Output the data exactly, with every line intact.

#### Stored data:
━━━━━━━━━━━━━━━━

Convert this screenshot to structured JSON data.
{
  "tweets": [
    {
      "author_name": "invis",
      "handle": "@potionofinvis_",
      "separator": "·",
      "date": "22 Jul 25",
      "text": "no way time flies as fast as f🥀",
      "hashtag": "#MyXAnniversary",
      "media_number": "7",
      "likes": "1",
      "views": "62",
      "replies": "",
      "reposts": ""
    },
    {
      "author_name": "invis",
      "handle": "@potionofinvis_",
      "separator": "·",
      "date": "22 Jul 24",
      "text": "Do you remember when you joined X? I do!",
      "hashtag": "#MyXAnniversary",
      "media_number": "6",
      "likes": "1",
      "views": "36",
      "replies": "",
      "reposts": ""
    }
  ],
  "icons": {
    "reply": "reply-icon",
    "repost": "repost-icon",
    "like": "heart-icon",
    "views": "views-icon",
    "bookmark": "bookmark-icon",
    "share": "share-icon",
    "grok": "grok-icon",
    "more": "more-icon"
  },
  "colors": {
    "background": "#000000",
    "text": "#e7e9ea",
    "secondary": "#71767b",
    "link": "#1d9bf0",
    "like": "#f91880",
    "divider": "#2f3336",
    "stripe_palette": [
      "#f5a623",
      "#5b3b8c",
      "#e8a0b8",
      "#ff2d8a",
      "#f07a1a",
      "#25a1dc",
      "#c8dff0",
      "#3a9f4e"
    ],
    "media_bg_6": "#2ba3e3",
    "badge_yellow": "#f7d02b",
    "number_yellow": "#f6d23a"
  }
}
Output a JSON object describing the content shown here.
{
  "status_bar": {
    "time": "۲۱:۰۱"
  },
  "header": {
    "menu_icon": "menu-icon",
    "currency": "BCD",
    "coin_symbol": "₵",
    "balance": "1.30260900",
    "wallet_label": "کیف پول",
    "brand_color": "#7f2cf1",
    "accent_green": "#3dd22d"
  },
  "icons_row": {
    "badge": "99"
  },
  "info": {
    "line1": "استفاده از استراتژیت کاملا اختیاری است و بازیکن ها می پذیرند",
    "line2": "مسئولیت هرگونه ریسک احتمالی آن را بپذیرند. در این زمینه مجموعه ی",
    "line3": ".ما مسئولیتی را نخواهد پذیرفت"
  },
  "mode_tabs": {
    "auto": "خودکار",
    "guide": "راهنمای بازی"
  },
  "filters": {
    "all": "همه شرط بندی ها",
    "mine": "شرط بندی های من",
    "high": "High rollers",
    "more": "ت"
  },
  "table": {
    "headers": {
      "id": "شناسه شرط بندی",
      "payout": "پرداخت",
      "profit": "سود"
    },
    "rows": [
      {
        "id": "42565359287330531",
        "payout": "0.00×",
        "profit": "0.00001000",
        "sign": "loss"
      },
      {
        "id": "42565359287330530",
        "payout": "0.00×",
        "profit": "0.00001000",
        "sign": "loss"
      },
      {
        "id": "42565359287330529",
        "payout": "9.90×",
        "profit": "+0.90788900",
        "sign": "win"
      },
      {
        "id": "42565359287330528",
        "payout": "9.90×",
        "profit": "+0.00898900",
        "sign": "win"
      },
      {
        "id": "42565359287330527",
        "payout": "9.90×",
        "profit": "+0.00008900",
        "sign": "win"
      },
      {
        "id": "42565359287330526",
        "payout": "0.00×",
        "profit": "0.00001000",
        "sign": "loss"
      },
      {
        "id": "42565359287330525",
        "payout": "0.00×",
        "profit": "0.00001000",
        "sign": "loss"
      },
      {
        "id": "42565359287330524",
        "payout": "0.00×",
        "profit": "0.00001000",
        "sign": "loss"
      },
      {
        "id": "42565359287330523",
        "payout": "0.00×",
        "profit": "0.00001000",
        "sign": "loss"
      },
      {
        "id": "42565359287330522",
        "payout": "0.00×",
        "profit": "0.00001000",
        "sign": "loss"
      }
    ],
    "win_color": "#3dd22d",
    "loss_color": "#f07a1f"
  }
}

━━━━━━━━━━━━━━━━

#### Result of the exercise:
Convert this screenshot to structured JSON data.
{
  "tweets": [
    {
      "author_name": "invis",
      "handle": "@potionofinvis_",
      "separator": "·",
      "date": "22 Jul 25",
      "text": "no way time flies as fast as f🥀",
      "hashtag": "#MyXAnniversary",
      "media_number": "7",
      "likes": "1",
      "views": "62",
      "replies": "",
      "reposts": ""
    },
    {
      "author_name": "invis",
      "handle": "@potionofinvis_",
      "separator": "·",
      "date": "22 Jul 24",
      "text": "Do you remember when you joined X? I do!",
      "hashtag": "#MyXAnniversary",
      "media_number": "6",
      "likes": "1",
      "views": "36",
      "replies": "",
      "reposts": ""
    }
  ],
  "icons": {
    "reply": "reply-icon",
    "repost": "repost-icon",
    "like": "heart-icon",
    "views": "views-icon",
    "bookmark": "bookmark-icon",
    "share": "share-icon",
    "grok": "grok-icon",
    "more": "more-icon"
  },
  "colors": {
    "background": "#000000",
    "text": "#e7e9ea",
    "secondary": "#71767b",
    "link": "#1d9bf0",
    "like": "#f91880",
    "divider": "#2f3336",
    "stripe_palette": [
      "#f5a623",
      "#5b3b8c",
      "#e8a0b8",
      "#ff2d8a",
      "#f07a1a",
      "#25a1dc",
      "#c8dff0",
      "#3a9f4e"
    ],
    "media_bg_6": "#2ba3e3",
    "badge_yellow": "#f7d02b",
    "number_yellow": "#f6d23a"
  }
}
Output a JSON object describing the content shown here.
{
  "status_bar": {
    "time": "۲۱:۰۱"
  },
  "header": {
    "menu_icon": "menu-icon",
    "currency": "BCD",
    "coin_symbol": "₵",
    "balance": "1.30260900",
    "wallet_label": "کیف پول",
    "brand_color": "#7f2cf1",
    "accent_green": "#3dd22d"
  },
  "icons_row": {
    "badge": "99"
  },
  "info": {
    "line1": "استفاده از استراتژیت کاملا اختیاری است و بازیکن ها می پذیرند",
    "line2": "مسئولیت هرگونه ریسک احتمالی آن را بپذیرند. در این زمینه مجموعه ی",
    "line3": ".ما مسئولیتی را نخواهد پذیرفت"
  },
  "mode_tabs": {
    "auto": "خودکار",
    "guide": "راهنمای بازی"
  },
  "filters": {
    "all": "همه شرط بندی ها",
    "mine": "شرط بندی های من",
    "high": "High rollers",
    "more": "ت"
  },
  "table": {
    "headers": {
      "id": "شناسه شرط بندی",
      "payout": "پرداخت",
      "profit": "سود"
    },
    "rows": [
      {
        "id": "42565359287330531",
        "payout": "0.00×",
        "profit": "0.00001000",
        "sign": "loss"
      },
      {
        "id": "42565359287330530",
        "payout": "0.00×",
        "profit": "0.00001000",
        "sign": "loss"
      },
      {
        "id": "42565359287330529",
        "payout": "9.90×",
        "profit": "+0.90788900",
        "sign": "win"
      },
      {
        "id": "42565359287330528",
        "payout": "9.90×",
        "profit": "+0.00898900",
        "sign": "win"
      },
      {
        "id": "42565359287330527",
        "payout": "9.90×",
        "profit": "+0.00008900",
        "sign": "win"
      },
      {
        "id": "42565359287330526",
        "payout": "0.00×",
        "profit": "0.00001000",
        "sign": "loss"
      },
      {
        "id": "42565359287330525",
        "payout": "0.00×",
        "profit": "0.00001000",
        "sign": "loss"
      },
      {
        "id": "42565359287330524",
        "payout": "0.00×",
        "profit": "0.00001000",
        "sign": "loss"
      },
      {
        "id": "42565359287330523",
        "payout": "0.00×",
        "profit": "0.00001000",
        "sign": "loss"
      },
      {
        "id": "42565359287330522",
        "payout": "0.00×",
        "profit": "0.00001000",
        "sign": "loss"
      }
    ],
    "win_color": "#3dd22d",
    "loss_color": "#f07a1f"
  }
}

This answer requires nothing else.